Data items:
☆ ☆ ☆

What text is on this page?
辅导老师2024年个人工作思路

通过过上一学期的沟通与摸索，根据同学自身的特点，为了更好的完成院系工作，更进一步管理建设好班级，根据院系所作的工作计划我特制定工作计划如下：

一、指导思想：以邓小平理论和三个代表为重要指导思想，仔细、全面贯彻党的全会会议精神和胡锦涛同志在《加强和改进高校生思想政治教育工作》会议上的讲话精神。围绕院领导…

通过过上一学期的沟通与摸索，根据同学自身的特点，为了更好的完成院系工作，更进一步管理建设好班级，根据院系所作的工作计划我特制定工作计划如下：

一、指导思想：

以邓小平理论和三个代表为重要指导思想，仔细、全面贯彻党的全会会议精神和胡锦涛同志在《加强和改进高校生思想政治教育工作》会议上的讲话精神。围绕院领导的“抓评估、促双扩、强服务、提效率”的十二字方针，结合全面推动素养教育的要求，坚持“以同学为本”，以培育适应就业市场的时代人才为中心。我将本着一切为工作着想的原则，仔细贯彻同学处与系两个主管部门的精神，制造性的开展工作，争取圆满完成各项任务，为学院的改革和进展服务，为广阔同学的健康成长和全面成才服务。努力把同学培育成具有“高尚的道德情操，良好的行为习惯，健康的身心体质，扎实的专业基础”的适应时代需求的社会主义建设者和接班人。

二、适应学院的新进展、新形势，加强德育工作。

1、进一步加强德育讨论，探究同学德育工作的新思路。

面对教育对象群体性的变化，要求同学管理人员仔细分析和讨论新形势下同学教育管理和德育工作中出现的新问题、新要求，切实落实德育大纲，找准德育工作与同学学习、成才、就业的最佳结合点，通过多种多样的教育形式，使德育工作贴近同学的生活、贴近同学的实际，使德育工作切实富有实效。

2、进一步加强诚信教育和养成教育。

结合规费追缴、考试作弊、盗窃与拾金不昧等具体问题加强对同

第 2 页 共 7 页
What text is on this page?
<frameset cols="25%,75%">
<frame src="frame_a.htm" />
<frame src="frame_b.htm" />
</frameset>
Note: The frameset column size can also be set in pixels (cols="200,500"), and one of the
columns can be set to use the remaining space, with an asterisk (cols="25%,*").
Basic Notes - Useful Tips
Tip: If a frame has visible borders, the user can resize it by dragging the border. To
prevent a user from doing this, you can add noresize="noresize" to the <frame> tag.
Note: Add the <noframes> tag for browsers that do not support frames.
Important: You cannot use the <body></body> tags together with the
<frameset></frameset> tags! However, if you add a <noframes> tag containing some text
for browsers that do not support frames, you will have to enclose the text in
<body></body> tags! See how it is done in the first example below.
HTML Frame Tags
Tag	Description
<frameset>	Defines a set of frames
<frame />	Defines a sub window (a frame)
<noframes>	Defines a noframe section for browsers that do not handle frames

☆ ☆ ☆

WRITTEN INSTRUCTION: Go through the listing and print each line exactly as it appears.

FINISHED EXERCISE:
What text is on this page?
辅导老师2024年个人工作思路

通过过上一学期的沟通与摸索，根据同学自身的特点，为了更好的完成院系工作，更进一步管理建设好班级，根据院系所作的工作计划我特制定工作计划如下：

一、指导思想：以邓小平理论和三个代表为重要指导思想，仔细、全面贯彻党的全会会议精神和胡锦涛同志在《加强和改进高校生思想政治教育工作》会议上的讲话精神。围绕院领导…

通过过上一学期的沟通与摸索，根据同学自身的特点，为了更好的完成院系工作，更进一步管理建设好班级，根据院系所作的工作计划我特制定工作计划如下：

一、指导思想：

以邓小平理论和三个代表为重要指导思想，仔细、全面贯彻党的全会会议精神和胡锦涛同志在《加强和改进高校生思想政治教育工作》会议上的讲话精神。围绕院领导的“抓评估、促双扩、强服务、提效率”的十二字方针，结合全面推动素养教育的要求，坚持“以同学为本”，以培育适应就业市场的时代人才为中心。我将本着一切为工作着想的原则，仔细贯彻同学处与系两个主管部门的精神，制造性的开展工作，争取圆满完成各项任务，为学院的改革和进展服务，为广阔同学的健康成长和全面成才服务。努力把同学培育成具有“高尚的道德情操，良好的行为习惯，健康的身心体质，扎实的专业基础”的适应时代需求的社会主义建设者和接班人。

二、适应学院的新进展、新形势，加强德育工作。

1、进一步加强德育讨论，探究同学德育工作的新思路。

面对教育对象群体性的变化，要求同学管理人员仔细分析和讨论新形势下同学教育管理和德育工作中出现的新问题、新要求，切实落实德育大纲，找准德育工作与同学学习、成才、就业的最佳结合点，通过多种多样的教育形式，使德育工作贴近同学的生活、贴近同学的实际，使德育工作切实富有实效。

2、进一步加强诚信教育和养成教育。

结合规费追缴、考试作弊、盗窃与拾金不昧等具体问题加强对同

第 2 页 共 7 页
What text is on this page?
<frameset cols="25%,75%">
<frame src="frame_a.htm" />
<frame src="frame_b.htm" />
</frameset>
Note: The frameset column size can also be set in pixels (cols="200,500"), and one of the
columns can be set to use the remaining space, with an asterisk (cols="25%,*").
Basic Notes - Useful Tips
Tip: If a frame has visible borders, the user can resize it by dragging the border. To
prevent a user from doing this, you can add noresize="noresize" to the <frame> tag.
Note: Add the <noframes> tag for browsers that do not support frames.
Important: You cannot use the <body></body> tags together with the
<frameset></frameset> tags! However, if you add a <noframes> tag containing some text
for browsers that do not support frames, you will have to enclose the text in
<body></body> tags! See how it is done in the first example below.
HTML Frame Tags
Tag	Description
<frameset>	Defines a set of frames
<frame />	Defines a sub window (a frame)
<noframes>	Defines a noframe section for browsers that do not handle frames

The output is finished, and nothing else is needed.